#### [TASK STATEMENT]
Go through the listing and copy each line with the string "Democratic".

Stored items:
---------------

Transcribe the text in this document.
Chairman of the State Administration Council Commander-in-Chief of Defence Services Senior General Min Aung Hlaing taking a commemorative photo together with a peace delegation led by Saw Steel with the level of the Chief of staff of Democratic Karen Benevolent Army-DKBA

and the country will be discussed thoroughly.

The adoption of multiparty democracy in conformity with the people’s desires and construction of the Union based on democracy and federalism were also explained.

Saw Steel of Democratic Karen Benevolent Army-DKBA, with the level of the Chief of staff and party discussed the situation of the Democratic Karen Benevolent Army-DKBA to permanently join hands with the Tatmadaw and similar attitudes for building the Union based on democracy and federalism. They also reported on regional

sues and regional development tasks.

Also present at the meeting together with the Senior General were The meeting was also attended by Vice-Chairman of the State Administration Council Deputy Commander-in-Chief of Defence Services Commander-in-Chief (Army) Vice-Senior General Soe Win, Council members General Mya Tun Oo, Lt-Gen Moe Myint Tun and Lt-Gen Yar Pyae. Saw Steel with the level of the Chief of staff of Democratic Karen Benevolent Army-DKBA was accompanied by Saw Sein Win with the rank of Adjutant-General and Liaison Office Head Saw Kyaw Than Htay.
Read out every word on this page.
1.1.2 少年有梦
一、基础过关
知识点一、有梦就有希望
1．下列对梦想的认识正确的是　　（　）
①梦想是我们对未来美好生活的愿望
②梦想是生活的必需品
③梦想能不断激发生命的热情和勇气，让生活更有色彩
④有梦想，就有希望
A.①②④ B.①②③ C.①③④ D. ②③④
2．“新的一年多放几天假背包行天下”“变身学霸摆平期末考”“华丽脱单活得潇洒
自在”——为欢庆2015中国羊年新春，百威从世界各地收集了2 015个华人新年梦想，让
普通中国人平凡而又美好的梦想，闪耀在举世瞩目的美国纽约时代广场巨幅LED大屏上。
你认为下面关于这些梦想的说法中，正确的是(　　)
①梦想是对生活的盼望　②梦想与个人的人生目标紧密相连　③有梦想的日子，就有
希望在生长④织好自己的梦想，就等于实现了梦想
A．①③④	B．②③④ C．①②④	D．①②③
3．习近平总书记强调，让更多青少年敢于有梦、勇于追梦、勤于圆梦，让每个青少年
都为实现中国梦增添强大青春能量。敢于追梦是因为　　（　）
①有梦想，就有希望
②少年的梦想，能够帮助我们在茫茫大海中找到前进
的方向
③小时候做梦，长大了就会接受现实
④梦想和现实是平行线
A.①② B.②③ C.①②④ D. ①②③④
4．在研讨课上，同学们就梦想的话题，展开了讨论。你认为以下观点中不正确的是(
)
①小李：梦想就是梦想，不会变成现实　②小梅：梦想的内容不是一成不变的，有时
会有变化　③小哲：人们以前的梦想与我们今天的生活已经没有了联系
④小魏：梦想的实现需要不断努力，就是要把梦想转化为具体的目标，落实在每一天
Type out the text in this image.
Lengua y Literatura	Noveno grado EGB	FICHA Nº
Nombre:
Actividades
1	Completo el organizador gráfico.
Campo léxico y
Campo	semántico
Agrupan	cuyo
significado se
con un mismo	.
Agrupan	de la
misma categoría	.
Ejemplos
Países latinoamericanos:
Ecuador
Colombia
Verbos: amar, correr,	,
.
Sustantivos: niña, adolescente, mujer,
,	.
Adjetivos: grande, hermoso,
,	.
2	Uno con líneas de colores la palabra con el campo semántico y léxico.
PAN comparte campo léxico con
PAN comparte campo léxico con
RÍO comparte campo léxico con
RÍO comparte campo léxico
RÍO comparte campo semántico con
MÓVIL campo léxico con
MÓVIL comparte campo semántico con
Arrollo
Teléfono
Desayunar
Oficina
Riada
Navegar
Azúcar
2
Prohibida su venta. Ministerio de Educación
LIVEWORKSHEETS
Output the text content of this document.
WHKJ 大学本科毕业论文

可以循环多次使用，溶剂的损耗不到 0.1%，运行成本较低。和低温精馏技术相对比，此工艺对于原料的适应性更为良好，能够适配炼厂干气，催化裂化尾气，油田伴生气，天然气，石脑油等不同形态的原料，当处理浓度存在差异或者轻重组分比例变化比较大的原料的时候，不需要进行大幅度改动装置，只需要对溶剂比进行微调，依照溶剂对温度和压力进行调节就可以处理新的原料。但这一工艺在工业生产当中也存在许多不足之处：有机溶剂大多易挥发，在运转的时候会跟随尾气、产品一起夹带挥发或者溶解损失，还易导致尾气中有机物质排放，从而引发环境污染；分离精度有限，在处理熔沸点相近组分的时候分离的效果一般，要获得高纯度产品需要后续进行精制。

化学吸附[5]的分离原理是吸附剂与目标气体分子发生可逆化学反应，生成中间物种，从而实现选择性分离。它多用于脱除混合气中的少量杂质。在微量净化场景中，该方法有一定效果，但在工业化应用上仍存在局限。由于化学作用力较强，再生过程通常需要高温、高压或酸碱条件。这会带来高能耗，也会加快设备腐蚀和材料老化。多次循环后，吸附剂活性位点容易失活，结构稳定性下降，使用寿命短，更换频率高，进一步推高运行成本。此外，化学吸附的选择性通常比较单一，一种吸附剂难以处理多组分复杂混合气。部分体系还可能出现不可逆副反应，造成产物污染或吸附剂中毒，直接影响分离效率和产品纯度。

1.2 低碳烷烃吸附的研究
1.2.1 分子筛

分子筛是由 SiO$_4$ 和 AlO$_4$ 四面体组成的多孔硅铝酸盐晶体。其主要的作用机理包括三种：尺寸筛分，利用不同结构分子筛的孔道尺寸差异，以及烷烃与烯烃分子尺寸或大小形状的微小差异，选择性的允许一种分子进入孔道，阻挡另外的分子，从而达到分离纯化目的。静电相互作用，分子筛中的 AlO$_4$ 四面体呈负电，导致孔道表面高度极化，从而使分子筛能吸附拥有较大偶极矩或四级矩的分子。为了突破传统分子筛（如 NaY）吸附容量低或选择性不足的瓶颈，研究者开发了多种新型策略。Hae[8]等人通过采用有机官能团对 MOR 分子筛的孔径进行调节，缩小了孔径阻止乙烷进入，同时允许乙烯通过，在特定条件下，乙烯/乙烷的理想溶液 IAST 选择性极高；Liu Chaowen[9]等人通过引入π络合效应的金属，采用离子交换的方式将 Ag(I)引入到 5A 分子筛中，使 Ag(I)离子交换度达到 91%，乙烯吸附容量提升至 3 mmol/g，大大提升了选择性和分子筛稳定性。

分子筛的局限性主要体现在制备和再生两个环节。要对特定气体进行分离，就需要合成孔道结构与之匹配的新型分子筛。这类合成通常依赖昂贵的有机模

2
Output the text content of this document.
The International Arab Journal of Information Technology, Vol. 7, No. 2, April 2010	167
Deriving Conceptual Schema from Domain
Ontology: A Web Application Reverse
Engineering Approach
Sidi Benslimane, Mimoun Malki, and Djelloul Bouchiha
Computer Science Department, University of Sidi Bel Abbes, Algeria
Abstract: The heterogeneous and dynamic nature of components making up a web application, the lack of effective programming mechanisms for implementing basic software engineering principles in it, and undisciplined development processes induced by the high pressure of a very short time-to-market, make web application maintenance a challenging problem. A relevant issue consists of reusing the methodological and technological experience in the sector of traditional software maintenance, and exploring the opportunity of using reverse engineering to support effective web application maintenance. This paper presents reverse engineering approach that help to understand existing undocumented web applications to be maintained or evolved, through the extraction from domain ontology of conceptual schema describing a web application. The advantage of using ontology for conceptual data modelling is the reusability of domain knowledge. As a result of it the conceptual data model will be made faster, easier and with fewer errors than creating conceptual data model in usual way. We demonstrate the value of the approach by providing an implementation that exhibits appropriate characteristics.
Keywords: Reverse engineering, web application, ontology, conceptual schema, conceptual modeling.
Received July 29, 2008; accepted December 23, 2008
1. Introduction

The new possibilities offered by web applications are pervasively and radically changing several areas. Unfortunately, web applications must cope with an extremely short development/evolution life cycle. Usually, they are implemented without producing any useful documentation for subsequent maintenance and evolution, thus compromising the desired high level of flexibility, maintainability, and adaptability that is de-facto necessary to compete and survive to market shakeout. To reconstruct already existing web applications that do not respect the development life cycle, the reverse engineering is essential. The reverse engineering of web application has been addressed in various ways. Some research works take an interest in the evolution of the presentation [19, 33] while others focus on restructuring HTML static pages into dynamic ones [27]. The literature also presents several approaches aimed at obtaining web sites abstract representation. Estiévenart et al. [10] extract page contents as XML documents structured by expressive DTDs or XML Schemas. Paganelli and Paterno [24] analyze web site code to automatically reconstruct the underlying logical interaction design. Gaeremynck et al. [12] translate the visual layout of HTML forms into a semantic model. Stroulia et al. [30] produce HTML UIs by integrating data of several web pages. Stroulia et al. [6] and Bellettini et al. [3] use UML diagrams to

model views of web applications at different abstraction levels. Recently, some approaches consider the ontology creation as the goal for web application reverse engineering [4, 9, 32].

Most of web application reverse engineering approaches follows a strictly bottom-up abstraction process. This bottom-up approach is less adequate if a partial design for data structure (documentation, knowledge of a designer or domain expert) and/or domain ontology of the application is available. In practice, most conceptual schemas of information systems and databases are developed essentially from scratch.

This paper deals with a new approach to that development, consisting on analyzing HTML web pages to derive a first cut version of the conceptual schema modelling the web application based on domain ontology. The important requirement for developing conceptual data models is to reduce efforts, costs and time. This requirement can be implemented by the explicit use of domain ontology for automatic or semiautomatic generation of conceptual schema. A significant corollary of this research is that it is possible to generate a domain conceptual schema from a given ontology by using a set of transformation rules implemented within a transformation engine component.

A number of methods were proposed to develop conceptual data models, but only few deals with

---------------

#### [SOLUTION]
Chairman of the State Administration Council Commander-in-Chief of Defence Services Senior General Min Aung Hlaing taking a commemorative photo together with a peace delegation led by Saw Steel with the level of the Chief of staff of Democratic Karen Benevolent Army-DKBA
Saw Steel of Democratic Karen Benevolent Army-DKBA, with the level of the Chief of staff and party discussed the situation of the Democratic Karen Benevolent Army-DKBA to permanently join hands with the Tatmadaw and similar attitudes for building the Union based on democracy and federalism. They also reported on regional
Also present at the meeting together with the Senior General were The meeting was also attended by Vice-Chairman of the State Administration Council Deputy Commander-in-Chief of Defence Services Commander-in-Chief (Army) Vice-Senior General Soe Win, Council members General Mya Tun Oo, Lt-Gen Moe Myint Tun and Lt-Gen Yar Pyae. Saw Steel with the level of the Chief of staff of Democratic Karen Benevolent Army-DKBA was accompanied by Saw Sein Win with the rank of Adjutant-General and Liaison Office Head Saw Kyaw Than Htay.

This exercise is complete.